- What is needed -
Reproduce the listing exactly and skip over any pictures.

(Dataset items)
========================
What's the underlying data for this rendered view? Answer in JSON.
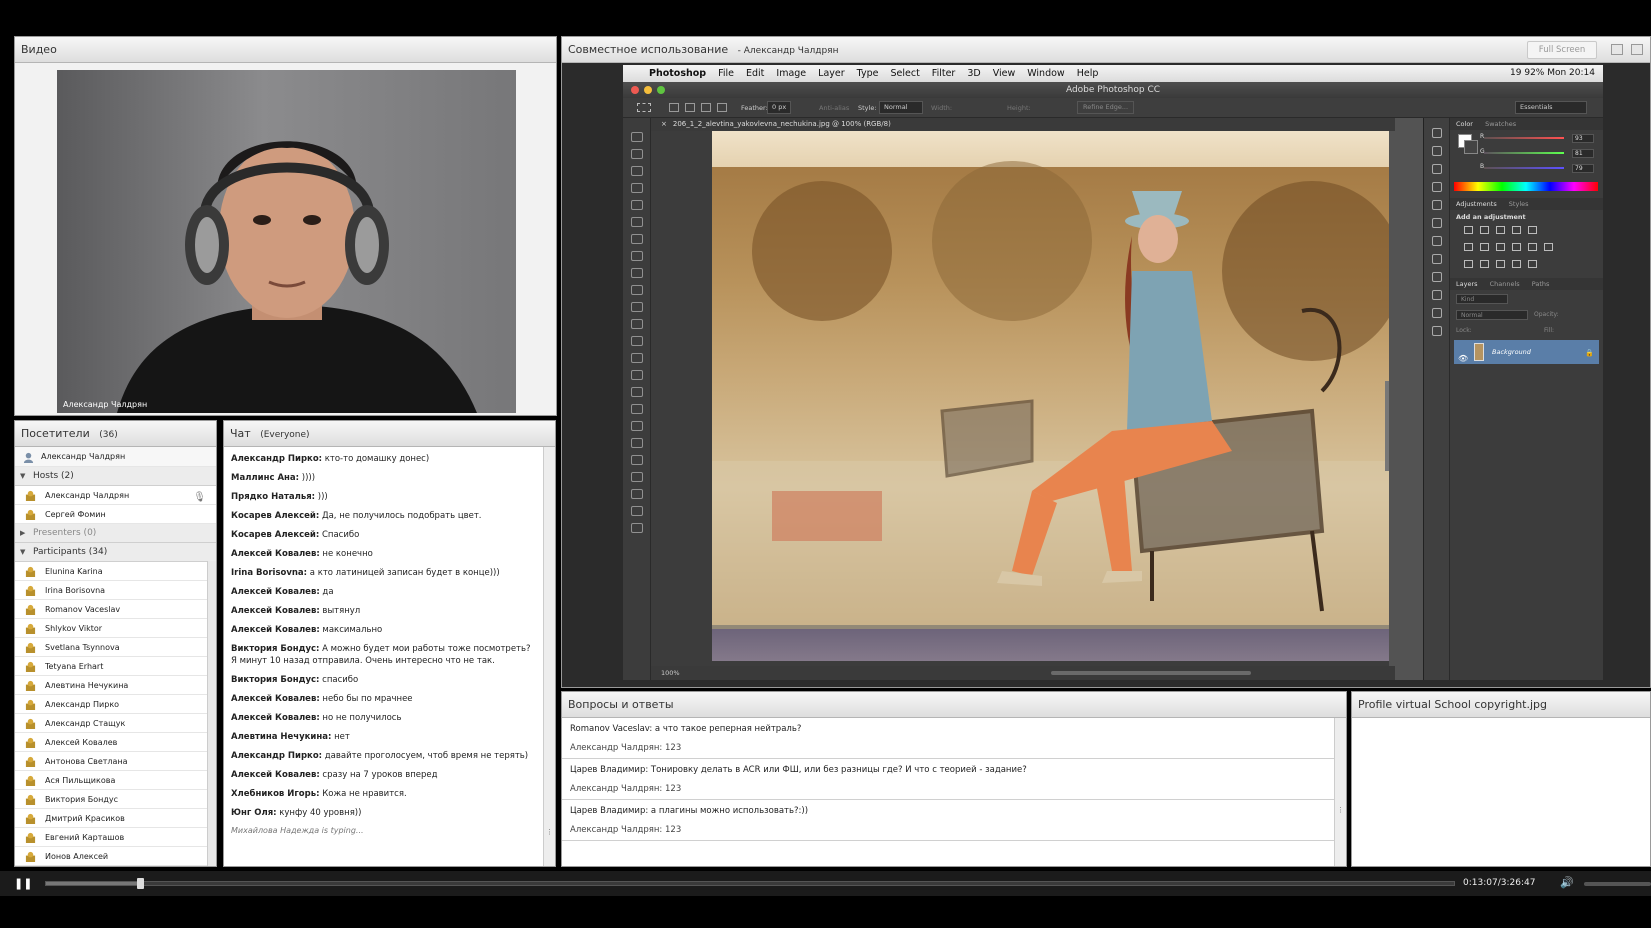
{
  "video": {
    "title": "Видео",
    "presenter_name": "Александр Чалдрян"
  },
  "attendees": {
    "title": "Посетители",
    "count": "(36)",
    "current_user": "Александр Чалдрян",
    "hosts_label": "Hosts (2)",
    "hosts": [
      "Александр Чалдрян",
      "Сергей Фомин"
    ],
    "presenters_label": "Presenters (0)",
    "participants_label": "Participants (34)",
    "participants": [
      "Elunina Karina",
      "Irina Borisovna",
      "Romanov Vaceslav",
      "Shlykov Viktor",
      "Svetlana Tsynnova",
      "Tetyana Erhart",
      "Алевтина Нечукина",
      "Александр Пирко",
      "Александр Стащук",
      "Алексей Ковалев",
      "Антонова Светлана",
      "Ася Пильщикова",
      "Виктория Бондус",
      "Дмитрий Красиков",
      "Евгений Карташов",
      "Ионов Алексей"
    ]
  },
  "chat": {
    "title": "Чат",
    "scope": "(Everyone)",
    "messages": [
      {
        "author": "Александр Пирко:",
        "text": " кто-то домашку донес)"
      },
      {
        "author": "Маллинс Ана:",
        "text": " ))))"
      },
      {
        "author": "Прядко Наталья:",
        "text": " )))"
      },
      {
        "author": "Косарев Алексей:",
        "text": " Да, не получилось подобрать цвет."
      },
      {
        "author": "Косарев Алексей:",
        "text": " Спасибо"
      },
      {
        "author": "Алексей Ковалев:",
        "text": " не конечно"
      },
      {
        "author": "Irina Borisovna:",
        "text": " а кто латиницей записан будет в конце)))"
      },
      {
        "author": "Алексей Ковалев:",
        "text": " да"
      },
      {
        "author": "Алексей Ковалев:",
        "text": " вытянул"
      },
      {
        "author": "Алексей Ковалев:",
        "text": " максимально"
      },
      {
        "author": "Виктория Бондус:",
        "text": " А можно будет мои работы тоже посмотреть? Я минут 10 назад отправила. Очень интересно что не так."
      },
      {
        "author": "Виктория Бондус:",
        "text": " спасибо"
      },
      {
        "author": "Алексей Ковалев:",
        "text": " небо бы по мрачнее"
      },
      {
        "author": "Алексей Ковалев:",
        "text": " но не получилось"
      },
      {
        "author": "Алевтина Нечукина:",
        "text": " нет"
      },
      {
        "author": "Александр Пирко:",
        "text": " давайте проголосуем, чтоб время не терять)"
      },
      {
        "author": "Алексей Ковалев:",
        "text": " сразу на 7 уроков вперед"
      },
      {
        "author": "Хлебников Игорь:",
        "text": " Кожа не нравится."
      },
      {
        "author": "Юнг Оля:",
        "text": " кунфу 40 уровня))"
      }
    ],
    "typing": "Михайлова Надежда is typing..."
  },
  "share": {
    "title": "Совместное использование",
    "subtitle": "- Александр Чалдрян",
    "fullscreen_label": "Full Screen",
    "photoshop": {
      "menu": [
        "Photoshop",
        "File",
        "Edit",
        "Image",
        "Layer",
        "Type",
        "Select",
        "Filter",
        "3D",
        "View",
        "Window",
        "Help"
      ],
      "status_right": "19   92%   Mon 20:14",
      "window_title": "Adobe Photoshop CC",
      "options": {
        "feather_label": "Feather:",
        "feather_value": "0 px",
        "antialias": "Anti-alias",
        "style_label": "Style:",
        "style_value": "Normal",
        "width_label": "Width:",
        "height_label": "Height:",
        "refine": "Refine Edge...",
        "workspace": "Essentials"
      },
      "doc_tab": "206_1_2_alevtina_yakovlevna_nechukina.jpg @ 100% (RGB/8)",
      "zoom": "100%",
      "panels": {
        "color_tabs": [
          "Color",
          "Swatches"
        ],
        "rgb": [
          {
            "label": "R",
            "value": "93"
          },
          {
            "label": "G",
            "value": "81"
          },
          {
            "label": "B",
            "value": "79"
          }
        ],
        "adjust_tabs": [
          "Adjustments",
          "Styles"
        ],
        "adjust_label": "Add an adjustment",
        "layer_tabs": [
          "Layers",
          "Channels",
          "Paths"
        ],
        "kind": "Kind",
        "blend": "Normal",
        "opacity": "Opacity:",
        "lock": "Lock:",
        "fill": "Fill:",
        "layer_name": "Background"
      }
    }
  },
  "qa": {
    "title": "Вопросы и ответы",
    "items": [
      {
        "question": "Romanov Vaceslav: а что такое реперная нейтраль?",
        "answer": "Александр Чалдрян: 123"
      },
      {
        "question": "Царев Владимир: Тонировку делать в ACR или ФШ, или без разницы где? И что с теорией - задание?",
        "answer": "Александр Чалдрян: 123"
      },
      {
        "question": "Царев Владимир: а плагины можно использовать?:))",
        "answer": "Александр Чалдрян: 123"
      }
    ]
  },
  "file_pod": {
    "title": "Profile virtual School copyright.jpg"
  },
  "player": {
    "time": "0:13:07/3:26:47",
    "progress": 0.067
  }
}
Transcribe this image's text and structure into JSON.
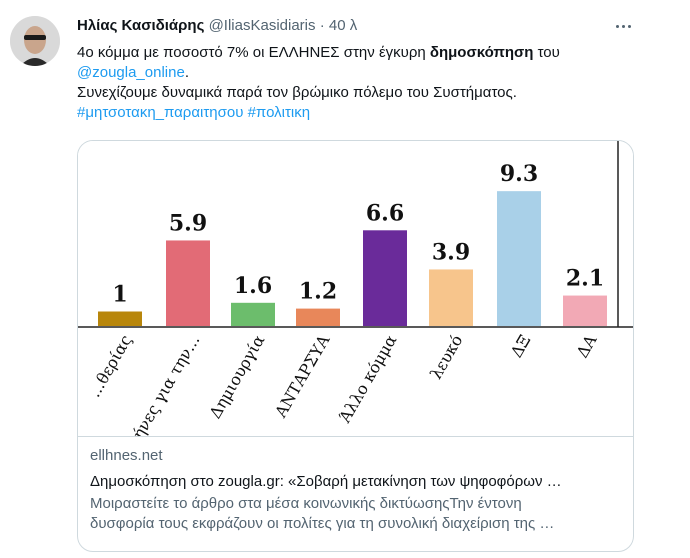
{
  "author": {
    "name": "Ηλίας Κασιδιάρης",
    "handle": "@IliasKasidiaris",
    "separator": "·",
    "time": "40 λ"
  },
  "tweet": {
    "line1_pre": "4ο κόμμα με ποσοστό 7% οι ΕΛΛΗΝΕΣ στην έγκυρη ",
    "line1_bold": "δημοσκόπηση",
    "line1_post": " του",
    "mention": "@zougla_online",
    "mention_suffix": ".",
    "line3": "Συνεχίζουμε δυναμικά παρά τον βρώμικο πόλεμο του Συστήματος.",
    "hashtag1": "#μητσοτακη_παραιτησου",
    "hashtag2": "#πολιτικη"
  },
  "card": {
    "domain": "ellhnes.net",
    "title": "Δημοσκόπηση στο zougla.gr: «Σοβαρή μετακίνηση των ψηφοφόρων …",
    "desc_line1": "Μοιραστείτε το άρθρο στα μέσα κοινωνικής δικτύωσηςΤην έντονη",
    "desc_line2": "δυσφορία τους εκφράζουν οι πολίτες για τη συνολική διαχείριση της …"
  },
  "chart_data": {
    "type": "bar",
    "categories": [
      "...θερίας",
      "...ήνες για την...",
      "Δημιουργία",
      "ΑΝΤΑΡΣΥΑ",
      "Άλλο κόμμα",
      "λευκό",
      "ΔΞ",
      "ΔΑ"
    ],
    "values": [
      1,
      5.9,
      1.6,
      1.2,
      6.6,
      3.9,
      9.3,
      2.1
    ],
    "value_labels": [
      "1",
      "5.9",
      "1.6",
      "1.2",
      "6.6",
      "3.9",
      "9.3",
      "2.1"
    ],
    "colors": [
      "#b8860b",
      "#e26b76",
      "#6cbd6c",
      "#e8875a",
      "#6a2b9a",
      "#f7c58c",
      "#a9d0e8",
      "#f2a9b5"
    ],
    "ylim": [
      0,
      10
    ],
    "grid": false
  }
}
========================
- Solved exercise -
What's the underlying data for this rendered view? Answer in JSON.
{
  "video": {
    "title": "Видео",
    "presenter_name": "Александр Чалдрян"
  },
  "attendees": {
    "title": "Посетители",
    "count": "(36)",
    "current_user": "Александр Чалдрян",
    "hosts_label": "Hosts (2)",
    "hosts": [
      "Александр Чалдрян",
      "Сергей Фомин"
    ],
    "presenters_label": "Presenters (0)",
    "participants_label": "Participants (34)",
    "participants": [
      "Elunina Karina",
      "Irina Borisovna",
      "Romanov Vaceslav",
      "Shlykov Viktor",
      "Svetlana Tsynnova",
      "Tetyana Erhart",
      "Алевтина Нечукина",
      "Александр Пирко",
      "Александр Стащук",
      "Алексей Ковалев",
      "Антонова Светлана",
      "Ася Пильщикова",
      "Виктория Бондус",
      "Дмитрий Красиков",
      "Евгений Карташов",
      "Ионов Алексей"
    ]
  },
  "chat": {
    "title": "Чат",
    "scope": "(Everyone)",
    "messages": [
      {
        "author": "Александр Пирко:",
        "text": " кто-то домашку донес)"
      },
      {
        "author": "Маллинс Ана:",
        "text": " ))))"
      },
      {
        "author": "Прядко Наталья:",
        "text": " )))"
      },
      {
        "author": "Косарев Алексей:",
        "text": " Да, не получилось подобрать цвет."
      },
      {
        "author": "Косарев Алексей:",
        "text": " Спасибо"
      },
      {
        "author": "Алексей Ковалев:",
        "text": " не конечно"
      },
      {
        "author": "Irina Borisovna:",
        "text": " а кто латиницей записан будет в конце)))"
      },
      {
        "author": "Алексей Ковалев:",
        "text": " да"
      },
      {
        "author": "Алексей Ковалев:",
        "text": " вытянул"
      },
      {
        "author": "Алексей Ковалев:",
        "text": " максимально"
      },
      {
        "author": "Виктория Бондус:",
        "text": " А можно будет мои работы тоже посмотреть? Я минут 10 назад отправила. Очень интересно что не так."
      },
      {
        "author": "Виктория Бондус:",
        "text": " спасибо"
      },
      {
        "author": "Алексей Ковалев:",
        "text": " небо бы по мрачнее"
      },
      {
        "author": "Алексей Ковалев:",
        "text": " но не получилось"
      },
      {
        "author": "Алевтина Нечукина:",
        "text": " нет"
      },
      {
        "author": "Александр Пирко:",
        "text": " давайте проголосуем, чтоб время не терять)"
      },
      {
        "author": "Алексей Ковалев:",
        "text": " сразу на 7 уроков вперед"
      },
      {
        "author": "Хлебников Игорь:",
        "text": " Кожа не нравится."
      },
      {
        "author": "Юнг Оля:",
        "text": " кунфу 40 уровня))"
      }
    ],
    "typing": "Михайлова Надежда is typing..."
  },
  "share": {
    "title": "Совместное использование",
    "subtitle": "- Александр Чалдрян",
    "fullscreen_label": "Full Screen",
    "photoshop": {
      "menu": [
        "Photoshop",
        "File",
        "Edit",
        "Image",
        "Layer",
        "Type",
        "Select",
        "Filter",
        "3D",
        "View",
        "Window",
        "Help"
      ],
      "status_right": "19   92%   Mon 20:14",
      "window_title": "Adobe Photoshop CC",
      "options": {
        "feather_label": "Feather:",
        "feather_value": "0 px",
        "antialias": "Anti-alias",
        "style_label": "Style:",
        "style_value": "Normal",
        "width_label": "Width:",
        "height_label": "Height:",
        "refine": "Refine Edge...",
        "workspace": "Essentials"
      },
      "doc_tab": "206_1_2_alevtina_yakovlevna_nechukina.jpg @ 100% (RGB/8)",
      "zoom": "100%",
      "panels": {
        "color_tabs": [
          "Color",
          "Swatches"
        ],
        "rgb": [
          {
            "label": "R",
            "value": "93"
          },
          {
            "label": "G",
            "value": "81"
          },
          {
            "label": "B",
            "value": "79"
          }
        ],
        "adjust_tabs": [
          "Adjustments",
          "Styles"
        ],
        "adjust_label": "Add an adjustment",
        "layer_tabs": [
          "Layers",
          "Channels",
          "Paths"
        ],
        "kind": "Kind",
        "blend": "Normal",
        "opacity": "Opacity:",
        "lock": "Lock:",
        "fill": "Fill:",
        "layer_name": "Background"
      }
    }
  },
  "qa": {
    "title": "Вопросы и ответы",
    "items": [
      {
        "question": "Romanov Vaceslav: а что такое реперная нейтраль?",
        "answer": "Александр Чалдрян: 123"
      },
      {
        "question": "Царев Владимир: Тонировку делать в ACR или ФШ, или без разницы где? И что с теорией - задание?",
        "answer": "Александр Чалдрян: 123"
      },
      {
        "question": "Царев Владимир: а плагины можно использовать?:))",
        "answer": "Александр Чалдрян: 123"
      }
    ]
  },
  "file_pod": {
    "title": "Profile virtual School copyright.jpg"
  },
  "player": {
    "time": "0:13:07/3:26:47",
    "progress": 0.067
  }
}
Transcribe this image's text and structure into JSON.
{
  "author": {
    "name": "Ηλίας Κασιδιάρης",
    "handle": "@IliasKasidiaris",
    "separator": "·",
    "time": "40 λ"
  },
  "tweet": {
    "line1_pre": "4ο κόμμα με ποσοστό 7% οι ΕΛΛΗΝΕΣ στην έγκυρη ",
    "line1_bold": "δημοσκόπηση",
    "line1_post": " του",
    "mention": "@zougla_online",
    "mention_suffix": ".",
    "line3": "Συνεχίζουμε δυναμικά παρά τον βρώμικο πόλεμο του Συστήματος.",
    "hashtag1": "#μητσοτακη_παραιτησου",
    "hashtag2": "#πολιτικη"
  },
  "card": {
    "domain": "ellhnes.net",
    "title": "Δημοσκόπηση στο zougla.gr: «Σοβαρή μετακίνηση των ψηφοφόρων …",
    "desc_line1": "Μοιραστείτε το άρθρο στα μέσα κοινωνικής δικτύωσηςΤην έντονη",
    "desc_line2": "δυσφορία τους εκφράζουν οι πολίτες για τη συνολική διαχείριση της …"
  },
  "chart_data": {
    "type": "bar",
    "categories": [
      "...θερίας",
      "...ήνες για την...",
      "Δημιουργία",
      "ΑΝΤΑΡΣΥΑ",
      "Άλλο κόμμα",
      "λευκό",
      "ΔΞ",
      "ΔΑ"
    ],
    "values": [
      1,
      5.9,
      1.6,
      1.2,
      6.6,
      3.9,
      9.3,
      2.1
    ],
    "value_labels": [
      "1",
      "5.9",
      "1.6",
      "1.2",
      "6.6",
      "3.9",
      "9.3",
      "2.1"
    ],
    "colors": [
      "#b8860b",
      "#e26b76",
      "#6cbd6c",
      "#e8875a",
      "#6a2b9a",
      "#f7c58c",
      "#a9d0e8",
      "#f2a9b5"
    ],
    "ylim": [
      0,
      10
    ],
    "grid": false
  }
}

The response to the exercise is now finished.